→ REQUIRED TASK
Wherever the word "this" shows up in a line, please copy that line.
[Start DATA LISTING]
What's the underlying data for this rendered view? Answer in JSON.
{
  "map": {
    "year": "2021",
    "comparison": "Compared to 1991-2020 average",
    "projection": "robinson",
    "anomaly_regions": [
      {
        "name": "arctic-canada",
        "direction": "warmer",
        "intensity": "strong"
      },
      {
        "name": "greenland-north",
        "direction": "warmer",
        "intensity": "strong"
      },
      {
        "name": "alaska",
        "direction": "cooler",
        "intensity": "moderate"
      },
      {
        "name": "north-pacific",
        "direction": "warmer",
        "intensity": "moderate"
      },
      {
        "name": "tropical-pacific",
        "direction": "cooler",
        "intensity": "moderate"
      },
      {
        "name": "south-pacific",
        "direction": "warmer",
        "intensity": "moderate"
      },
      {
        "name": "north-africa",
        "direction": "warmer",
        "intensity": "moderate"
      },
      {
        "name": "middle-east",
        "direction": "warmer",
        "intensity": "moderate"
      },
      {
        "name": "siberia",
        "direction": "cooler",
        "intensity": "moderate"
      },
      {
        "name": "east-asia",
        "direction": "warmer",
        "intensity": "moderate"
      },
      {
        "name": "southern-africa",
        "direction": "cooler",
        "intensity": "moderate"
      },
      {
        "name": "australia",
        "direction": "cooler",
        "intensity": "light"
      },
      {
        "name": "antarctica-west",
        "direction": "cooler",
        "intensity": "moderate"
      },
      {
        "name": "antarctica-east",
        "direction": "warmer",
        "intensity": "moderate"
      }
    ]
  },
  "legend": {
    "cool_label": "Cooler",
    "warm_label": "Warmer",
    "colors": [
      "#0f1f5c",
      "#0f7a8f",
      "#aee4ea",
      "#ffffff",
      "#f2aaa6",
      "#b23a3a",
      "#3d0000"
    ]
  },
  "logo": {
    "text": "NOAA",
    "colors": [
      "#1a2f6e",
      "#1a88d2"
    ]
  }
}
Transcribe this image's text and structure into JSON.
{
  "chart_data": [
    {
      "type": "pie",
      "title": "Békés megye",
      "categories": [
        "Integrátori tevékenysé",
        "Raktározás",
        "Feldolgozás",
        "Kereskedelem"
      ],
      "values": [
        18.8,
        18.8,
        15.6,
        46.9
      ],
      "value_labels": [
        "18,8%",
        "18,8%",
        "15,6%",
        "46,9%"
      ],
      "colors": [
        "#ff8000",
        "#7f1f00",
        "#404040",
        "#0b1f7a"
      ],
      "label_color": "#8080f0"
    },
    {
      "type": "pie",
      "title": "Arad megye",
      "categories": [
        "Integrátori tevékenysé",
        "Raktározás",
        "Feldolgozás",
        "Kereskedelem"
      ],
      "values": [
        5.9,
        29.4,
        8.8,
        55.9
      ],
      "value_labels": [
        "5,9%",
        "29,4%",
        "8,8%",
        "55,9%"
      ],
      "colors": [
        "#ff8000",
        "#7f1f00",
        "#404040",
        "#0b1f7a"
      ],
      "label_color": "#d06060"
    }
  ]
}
[End DATA LISTING]
→ COMPLETE OUTPUT
What's the underlying data for this rendered view? Answer in JSON.
Transcribe this image's text and structure into JSON.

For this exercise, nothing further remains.